[What you should do]
Write every entry out again exactly, please, and skip the pictures.

Data tied to figure images
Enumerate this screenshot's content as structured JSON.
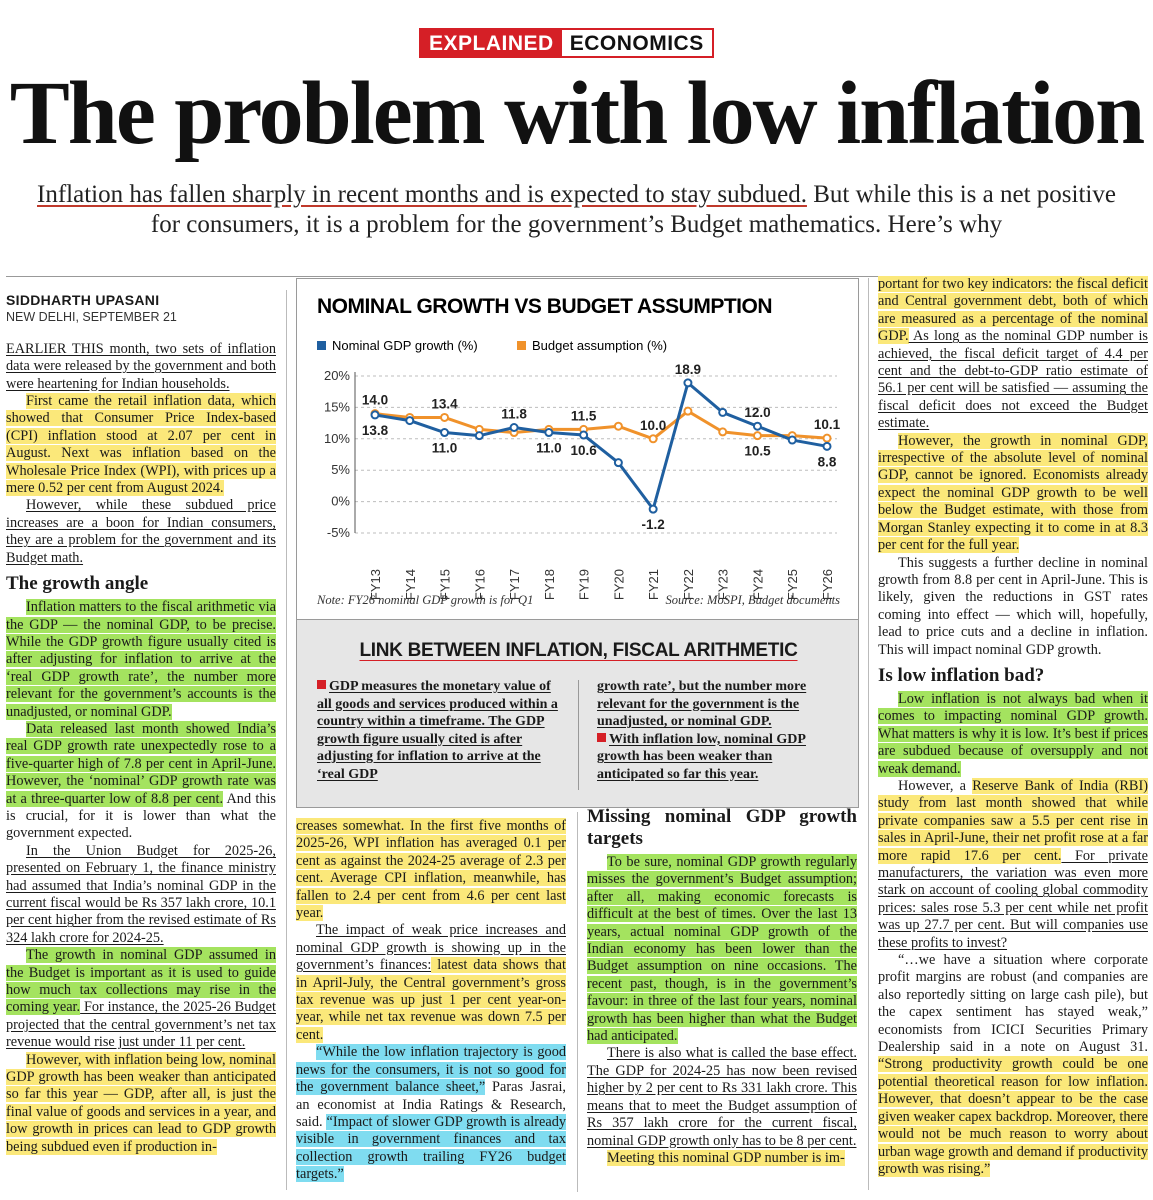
{
  "kicker": {
    "left": "EXPLAINED",
    "right": "ECONOMICS"
  },
  "headline": "The problem with low inflation",
  "deck": {
    "part1": "Inflation has fallen sharply in recent months and is expected to stay subdued.",
    "part2": " But while this is a net positive for consumers, it is a problem for the government’s Budget mathematics. Here’s why"
  },
  "byline": {
    "author": "SIDDHARTH UPASANI",
    "dateline": "NEW DELHI, SEPTEMBER 21"
  },
  "chart_data": {
    "type": "line",
    "title": "NOMINAL GROWTH VS BUDGET ASSUMPTION",
    "categories": [
      "FY13",
      "FY14",
      "FY15",
      "FY16",
      "FY17",
      "FY18",
      "FY19",
      "FY20",
      "FY21",
      "FY22",
      "FY23",
      "FY24",
      "FY25",
      "FY26"
    ],
    "series": [
      {
        "name": "Nominal GDP growth (%)",
        "color": "#1f5fa0",
        "values": [
          13.8,
          12.9,
          11.0,
          10.5,
          11.8,
          11.0,
          10.6,
          6.2,
          -1.2,
          18.9,
          14.2,
          12.0,
          9.8,
          8.8
        ]
      },
      {
        "name": "Budget assumption (%)",
        "color": "#f0922b",
        "values": [
          14.0,
          13.4,
          13.4,
          11.5,
          11.0,
          11.5,
          11.5,
          12.0,
          10.0,
          14.4,
          11.1,
          10.5,
          10.5,
          10.1
        ]
      }
    ],
    "data_labels_top": [
      "14.0",
      "13.4",
      "11.8",
      "11.5",
      "10.0",
      "18.9",
      "12.0",
      "10.1"
    ],
    "data_labels_bottom": [
      "13.8",
      "11.0",
      "11.0",
      "10.6",
      "-1.2",
      "10.5",
      "8.8"
    ],
    "yticks": [
      "20%",
      "15%",
      "10%",
      "5%",
      "0%",
      "-5%"
    ],
    "ylim": [
      -5,
      20
    ],
    "grid": true,
    "legend": "top",
    "note": "Note: FY26 nominal GDP growth is for Q1",
    "source": "Source: MoSPI, Budget documents"
  },
  "linkbox": {
    "title": "LINK BETWEEN INFLATION, FISCAL ARITHMETIC",
    "col1": "GDP measures the monetary value of all goods and services produced within a country within a timeframe. The GDP growth figure usually cited is after adjusting for inflation to arrive at the ‘real GDP",
    "col2a": "growth rate’, but the number more relevant for the government is the unadjusted, or nominal GDP.",
    "col2b": "With inflation low, nominal GDP growth has been weaker than anticipated so far this year."
  },
  "col1": {
    "p1": "EARLIER THIS month, two sets of inflation data were released by the government and both were heartening for Indian households.",
    "p2": "First came the retail inflation data, which showed that Consumer Price Index-based (CPI) inflation stood at 2.07 per cent in August. Next was inflation based on the Wholesale Price Index (WPI), with prices up a mere 0.52 per cent from August 2024.",
    "p3": "However, while these subdued price increases are a boon for Indian consumers, they are a problem for the government and its Budget math.",
    "h1": "The growth angle",
    "p4": "Inflation matters to the fiscal arithmetic via the GDP — the nominal GDP, to be precise. While the GDP growth figure usually cited is after adjusting for inflation to arrive at the ‘real GDP growth rate’, the number more relevant for the government’s accounts is the unadjusted, or nominal GDP.",
    "p5a": "Data released last month showed India’s real GDP growth rate unexpectedly rose to a five-quarter high of 7.8 per cent in April-June. However, the ‘nominal’ GDP growth rate was at a three-quarter low of 8.8 per cent.",
    "p5b": " And this is crucial, for it is lower than what the government expected.",
    "p6": "In the Union Budget for 2025-26, presented on February 1, the finance ministry had assumed that India’s nominal GDP in the current fiscal would be Rs 357 lakh crore, 10.1 per cent higher from the revised estimate of Rs 324 lakh crore for 2024-25.",
    "p7a": "The growth in nominal GDP assumed in the Budget is important as it is used to guide how much tax collections may rise in the coming year.",
    "p7b": " For instance, the 2025-26 Budget projected that the central government’s net tax revenue would rise just under 11 per cent.",
    "p8": "However, with inflation being low, nominal GDP growth has been weaker than anticipated so far this year — GDP, after all, is just the final value of goods and services in a year, and low growth in prices can lead to GDP growth being subdued even if production in-"
  },
  "col2": {
    "p1": "creases somewhat. In the first five months of 2025-26, WPI inflation has averaged 0.1 per cent as against the 2024-25 average of 2.3 per cent. Average CPI inflation, meanwhile, has fallen to 2.4 per cent from 4.6 per cent last year.",
    "p2a": "The impact of weak price increases and nominal GDP growth is showing up in the government’s finances:",
    "p2b": " latest data shows that in April-July, the Central government’s gross tax revenue was up just 1 per cent year-on-year, while net tax revenue was down 7.5 per cent.",
    "p3a": "“While the low inflation trajectory is good news for the consumers, it is not so good for the government balance sheet,”",
    "p3b": " Paras Jasrai, an economist at India Ratings & Research, said. ",
    "p3c": "“Impact of slower GDP growth is already visible in government finances and tax collection growth trailing FY26 budget targets.”"
  },
  "col3": {
    "h1": "Missing nominal GDP growth targets",
    "p1": "To be sure, nominal GDP growth regularly misses the government’s Budget assumption; after all, making economic forecasts is difficult at the best of times. Over the last 13 years, actual nominal GDP growth of the Indian economy has been lower than the Budget assumption on nine occasions. The recent past, though, is in the government’s favour: in three of the last four years, nominal growth has been higher than what the Budget had anticipated.",
    "p2": "There is also what is called the base effect. The GDP for 2024-25 has now been revised higher by 2 per cent to Rs 331 lakh crore. This means that to meet the Budget assumption of Rs 357 lakh crore for the current fiscal, nominal GDP growth only has to be 8 per cent.",
    "p3": "Meeting this nominal GDP number is im-"
  },
  "col4": {
    "p1a": "portant for two key indicators: the fiscal deficit and Central government debt, both of which are measured as a percentage of the nominal GDP.",
    "p1b": " As long as the nominal GDP number is achieved, the fiscal deficit target of 4.4 per cent and the debt-to-GDP ratio estimate of 56.1 per cent will be satisfied — assuming the fiscal deficit does not exceed the Budget estimate.",
    "p2": "However, the growth in nominal GDP, irrespective of the absolute level of nominal GDP, cannot be ignored. Economists already expect the nominal GDP growth to be well below the Budget estimate, with those from Morgan Stanley expecting it to come in at 8.3 per cent for the full year.",
    "p3": "This suggests a further decline in nominal growth from 8.8 per cent in April-June. This is likely, given the reductions in GST rates coming into effect — which will, hopefully, lead to price cuts and a decline in inflation. This will impact nominal GDP growth.",
    "h1": "Is low inflation bad?",
    "p4": "Low inflation is not always bad when it comes to impacting nominal GDP growth. What matters is why it is low. It’s best if prices are subdued because of oversupply and not weak demand.",
    "p5a": "However, a ",
    "p5b": "Reserve Bank of India (RBI) study from last month showed that while private companies saw a 5.5 per cent rise in sales in April-June, their net profit rose at a far more rapid 17.6 per cent.",
    "p5c": " For private manufacturers, the variation was even more stark on account of cooling global commodity prices: sales rose 5.3 per cent while net profit was up 27.7 per cent. But will companies use these profits to invest?",
    "p6a": "“…we have a situation where corporate profit margins are robust (and companies are also reportedly sitting on large cash pile), but the capex sentiment has stayed weak,” economists from ICICI Securities Primary Dealership said in a note on August 31. ",
    "p6b": "“Strong productivity growth could be one potential theoretical reason for low inflation. However, that doesn’t appear to be the case given weaker capex backdrop. Moreover, there would not be much reason to worry about urban wage growth and demand if productivity growth was rising.”"
  }
}
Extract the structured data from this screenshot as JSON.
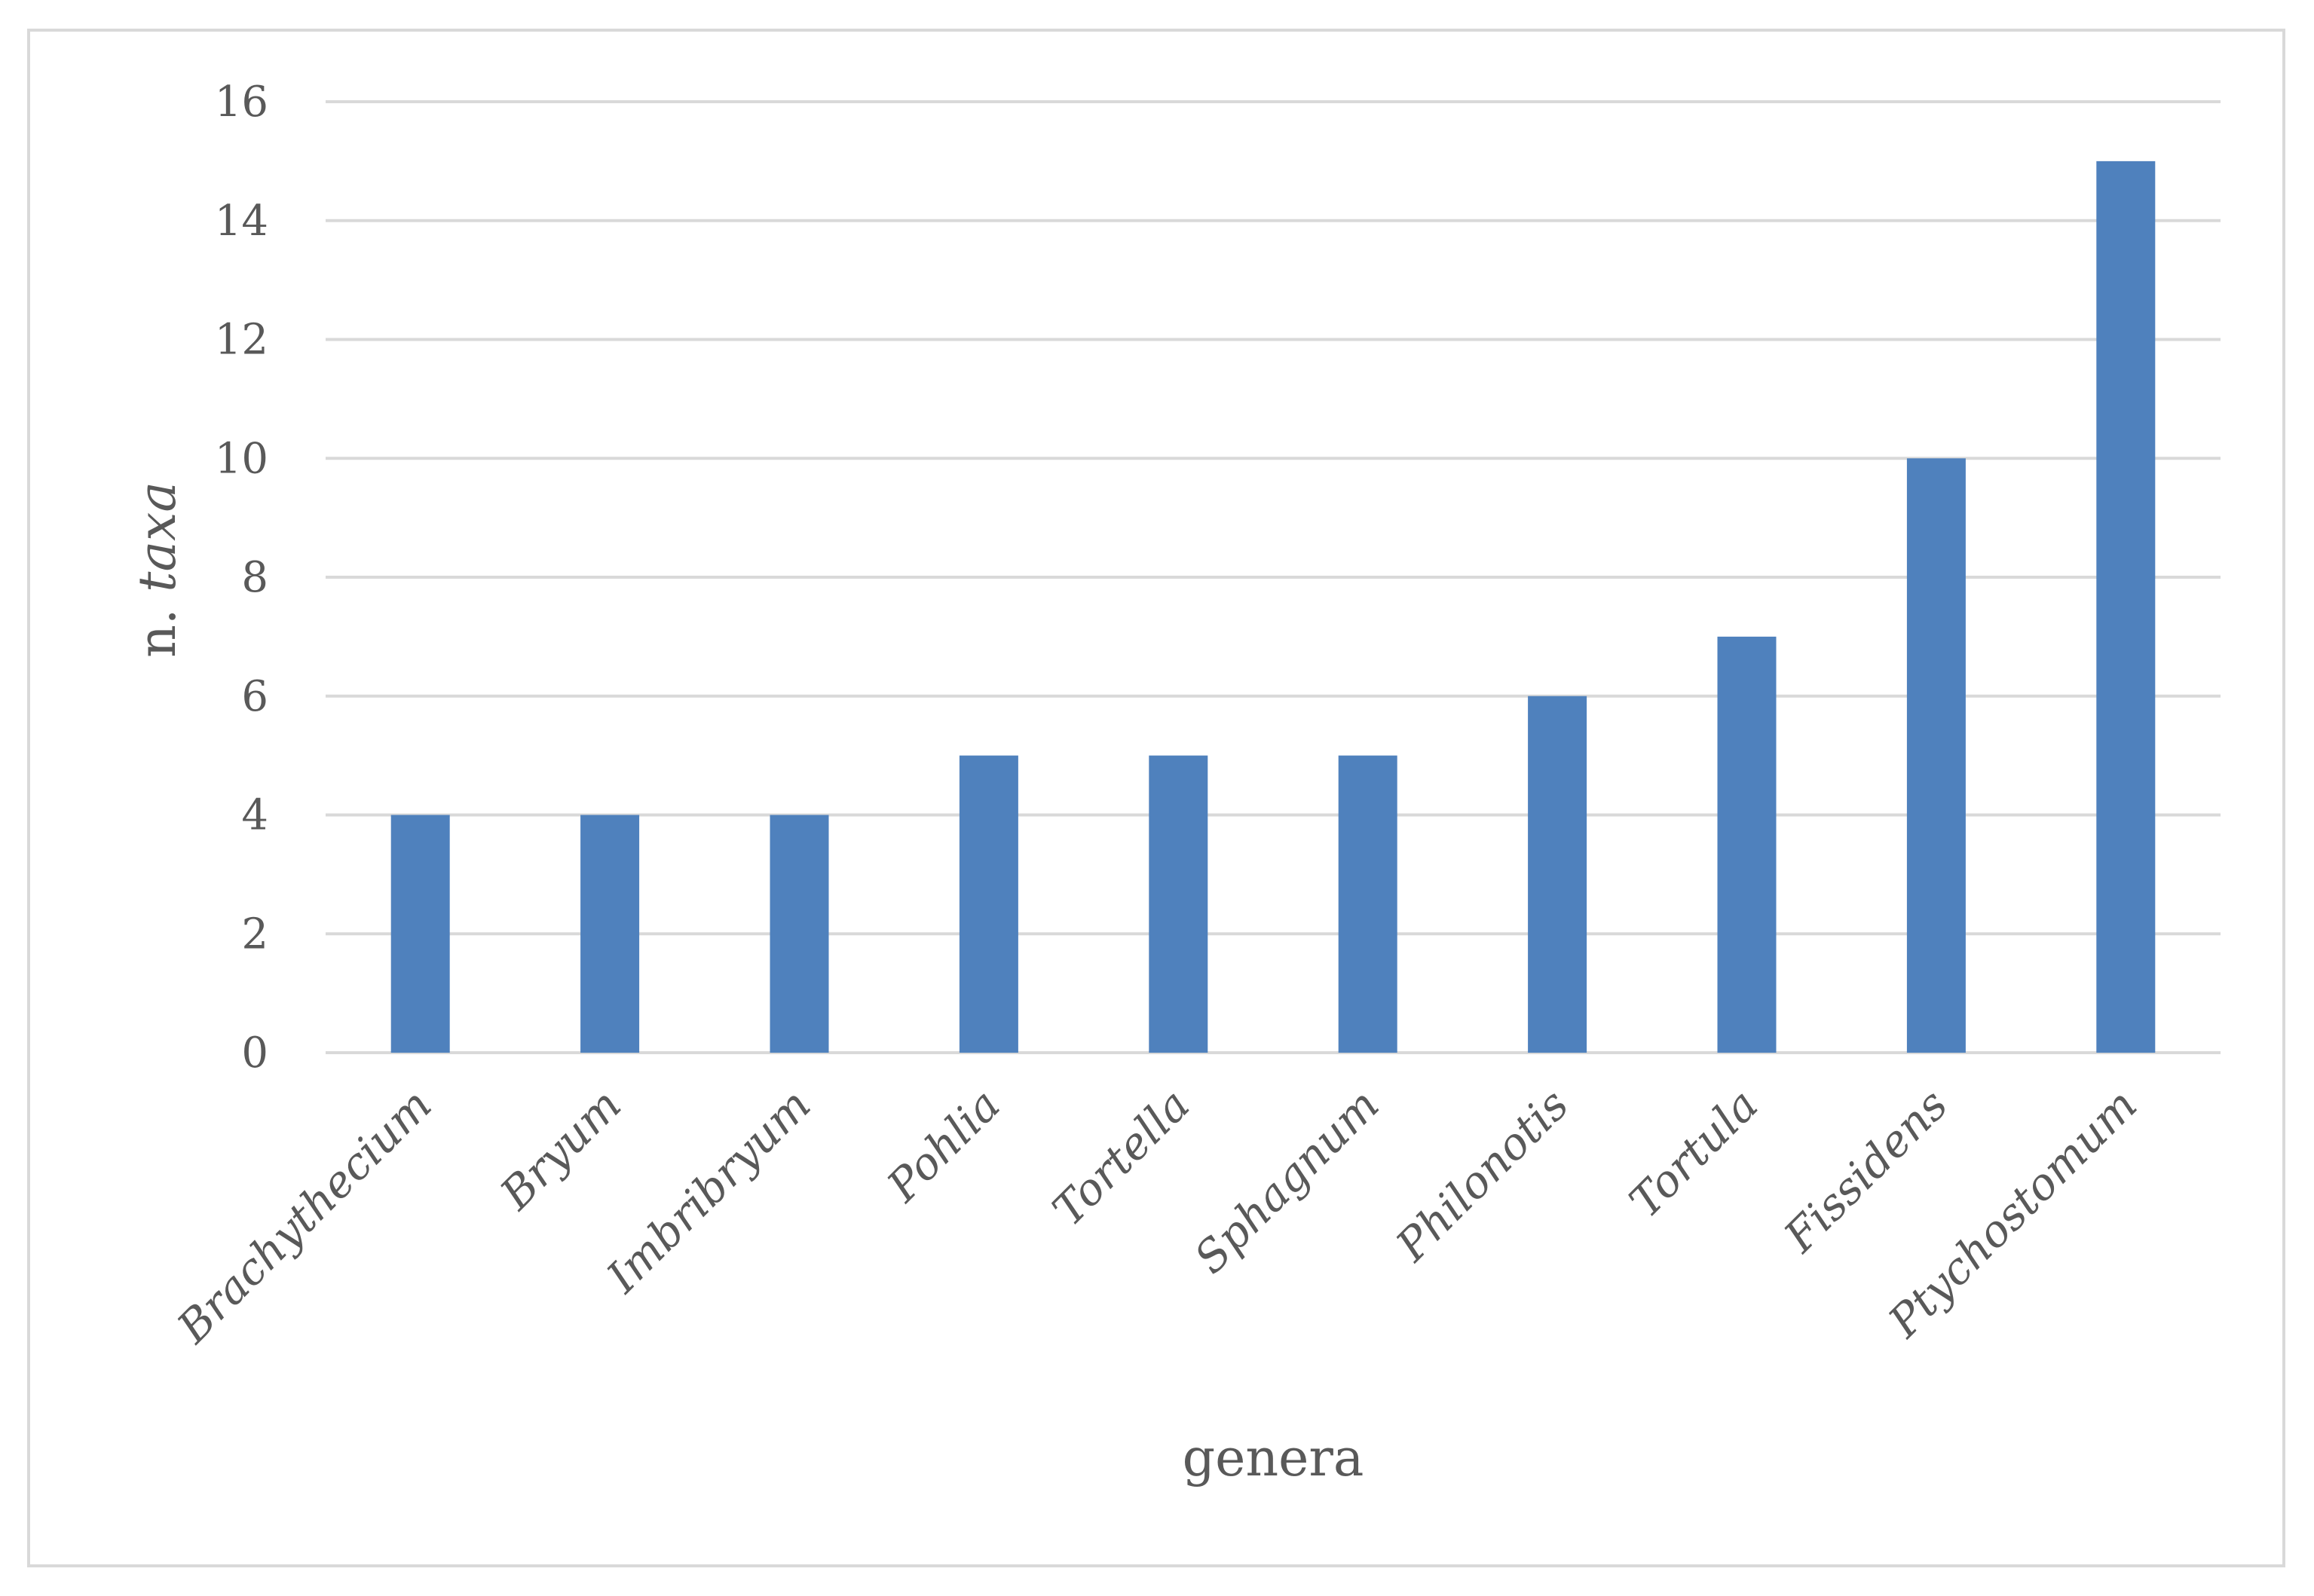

[Answer]
Enumerate this screenshot's content as structured JSON.
{
  "kicker": {
    "left": "EXPLAINED",
    "right": "ECONOMICS"
  },
  "headline": "The problem with low inflation",
  "deck": {
    "part1": "Inflation has fallen sharply in recent months and is expected to stay subdued.",
    "part2": " But while this is a net positive for consumers, it is a problem for the government’s Budget mathematics. Here’s why"
  },
  "byline": {
    "author": "SIDDHARTH UPASANI",
    "dateline": "NEW DELHI, SEPTEMBER 21"
  },
  "chart_data": {
    "type": "line",
    "title": "NOMINAL GROWTH VS BUDGET ASSUMPTION",
    "categories": [
      "FY13",
      "FY14",
      "FY15",
      "FY16",
      "FY17",
      "FY18",
      "FY19",
      "FY20",
      "FY21",
      "FY22",
      "FY23",
      "FY24",
      "FY25",
      "FY26"
    ],
    "series": [
      {
        "name": "Nominal GDP growth (%)",
        "color": "#1f5fa0",
        "values": [
          13.8,
          12.9,
          11.0,
          10.5,
          11.8,
          11.0,
          10.6,
          6.2,
          -1.2,
          18.9,
          14.2,
          12.0,
          9.8,
          8.8
        ]
      },
      {
        "name": "Budget assumption (%)",
        "color": "#f0922b",
        "values": [
          14.0,
          13.4,
          13.4,
          11.5,
          11.0,
          11.5,
          11.5,
          12.0,
          10.0,
          14.4,
          11.1,
          10.5,
          10.5,
          10.1
        ]
      }
    ],
    "data_labels_top": [
      "14.0",
      "13.4",
      "11.8",
      "11.5",
      "10.0",
      "18.9",
      "12.0",
      "10.1"
    ],
    "data_labels_bottom": [
      "13.8",
      "11.0",
      "11.0",
      "10.6",
      "-1.2",
      "10.5",
      "8.8"
    ],
    "yticks": [
      "20%",
      "15%",
      "10%",
      "5%",
      "0%",
      "-5%"
    ],
    "ylim": [
      -5,
      20
    ],
    "grid": true,
    "legend": "top",
    "note": "Note: FY26 nominal GDP growth is for Q1",
    "source": "Source: MoSPI, Budget documents"
  },
  "linkbox": {
    "title": "LINK BETWEEN INFLATION, FISCAL ARITHMETIC",
    "col1": "GDP measures the monetary value of all goods and services produced within a country within a timeframe. The GDP growth figure usually cited is after adjusting for inflation to arrive at the ‘real GDP",
    "col2a": "growth rate’, but the number more relevant for the government is the unadjusted, or nominal GDP.",
    "col2b": "With inflation low, nominal GDP growth has been weaker than anticipated so far this year."
  },
  "col1": {
    "p1": "EARLIER THIS month, two sets of inflation data were released by the government and both were heartening for Indian households.",
    "p2": "First came the retail inflation data, which showed that Consumer Price Index-based (CPI) inflation stood at 2.07 per cent in August. Next was inflation based on the Wholesale Price Index (WPI), with prices up a mere 0.52 per cent from August 2024.",
    "p3": "However, while these subdued price increases are a boon for Indian consumers, they are a problem for the government and its Budget math.",
    "h1": "The growth angle",
    "p4": "Inflation matters to the fiscal arithmetic via the GDP — the nominal GDP, to be precise. While the GDP growth figure usually cited is after adjusting for inflation to arrive at the ‘real GDP growth rate’, the number more relevant for the government’s accounts is the unadjusted, or nominal GDP.",
    "p5a": "Data released last month showed India’s real GDP growth rate unexpectedly rose to a five-quarter high of 7.8 per cent in April-June. However, the ‘nominal’ GDP growth rate was at a three-quarter low of 8.8 per cent.",
    "p5b": " And this is crucial, for it is lower than what the government expected.",
    "p6": "In the Union Budget for 2025-26, presented on February 1, the finance ministry had assumed that India’s nominal GDP in the current fiscal would be Rs 357 lakh crore, 10.1 per cent higher from the revised estimate of Rs 324 lakh crore for 2024-25.",
    "p7a": "The growth in nominal GDP assumed in the Budget is important as it is used to guide how much tax collections may rise in the coming year.",
    "p7b": " For instance, the 2025-26 Budget projected that the central government’s net tax revenue would rise just under 11 per cent.",
    "p8": "However, with inflation being low, nominal GDP growth has been weaker than anticipated so far this year — GDP, after all, is just the final value of goods and services in a year, and low growth in prices can lead to GDP growth being subdued even if production in-"
  },
  "col2": {
    "p1": "creases somewhat. In the first five months of 2025-26, WPI inflation has averaged 0.1 per cent as against the 2024-25 average of 2.3 per cent. Average CPI inflation, meanwhile, has fallen to 2.4 per cent from 4.6 per cent last year.",
    "p2a": "The impact of weak price increases and nominal GDP growth is showing up in the government’s finances:",
    "p2b": " latest data shows that in April-July, the Central government’s gross tax revenue was up just 1 per cent year-on-year, while net tax revenue was down 7.5 per cent.",
    "p3a": "“While the low inflation trajectory is good news for the consumers, it is not so good for the government balance sheet,”",
    "p3b": " Paras Jasrai, an economist at India Ratings & Research, said. ",
    "p3c": "“Impact of slower GDP growth is already visible in government finances and tax collection growth trailing FY26 budget targets.”"
  },
  "col3": {
    "h1": "Missing nominal GDP growth targets",
    "p1": "To be sure, nominal GDP growth regularly misses the government’s Budget assumption; after all, making economic forecasts is difficult at the best of times. Over the last 13 years, actual nominal GDP growth of the Indian economy has been lower than the Budget assumption on nine occasions. The recent past, though, is in the government’s favour: in three of the last four years, nominal growth has been higher than what the Budget had anticipated.",
    "p2": "There is also what is called the base effect. The GDP for 2024-25 has now been revised higher by 2 per cent to Rs 331 lakh crore. This means that to meet the Budget assumption of Rs 357 lakh crore for the current fiscal, nominal GDP growth only has to be 8 per cent.",
    "p3": "Meeting this nominal GDP number is im-"
  },
  "col4": {
    "p1a": "portant for two key indicators: the fiscal deficit and Central government debt, both of which are measured as a percentage of the nominal GDP.",
    "p1b": " As long as the nominal GDP number is achieved, the fiscal deficit target of 4.4 per cent and the debt-to-GDP ratio estimate of 56.1 per cent will be satisfied — assuming the fiscal deficit does not exceed the Budget estimate.",
    "p2": "However, the growth in nominal GDP, irrespective of the absolute level of nominal GDP, cannot be ignored. Economists already expect the nominal GDP growth to be well below the Budget estimate, with those from Morgan Stanley expecting it to come in at 8.3 per cent for the full year.",
    "p3": "This suggests a further decline in nominal growth from 8.8 per cent in April-June. This is likely, given the reductions in GST rates coming into effect — which will, hopefully, lead to price cuts and a decline in inflation. This will impact nominal GDP growth.",
    "h1": "Is low inflation bad?",
    "p4": "Low inflation is not always bad when it comes to impacting nominal GDP growth. What matters is why it is low. It’s best if prices are subdued because of oversupply and not weak demand.",
    "p5a": "However, a ",
    "p5b": "Reserve Bank of India (RBI) study from last month showed that while private companies saw a 5.5 per cent rise in sales in April-June, their net profit rose at a far more rapid 17.6 per cent.",
    "p5c": " For private manufacturers, the variation was even more stark on account of cooling global commodity prices: sales rose 5.3 per cent while net profit was up 27.7 per cent. But will companies use these profits to invest?",
    "p6a": "“…we have a situation where corporate profit margins are robust (and companies are also reportedly sitting on large cash pile), but the capex sentiment has stayed weak,” economists from ICICI Securities Primary Dealership said in a note on August 31. ",
    "p6b": "“Strong productivity growth could be one potential theoretical reason for low inflation. However, that doesn’t appear to be the case given weaker capex backdrop. Moreover, there would not be much reason to worry about urban wage growth and demand if productivity growth was rising.”"
  }
}
Extract the structured data from this screenshot as JSON.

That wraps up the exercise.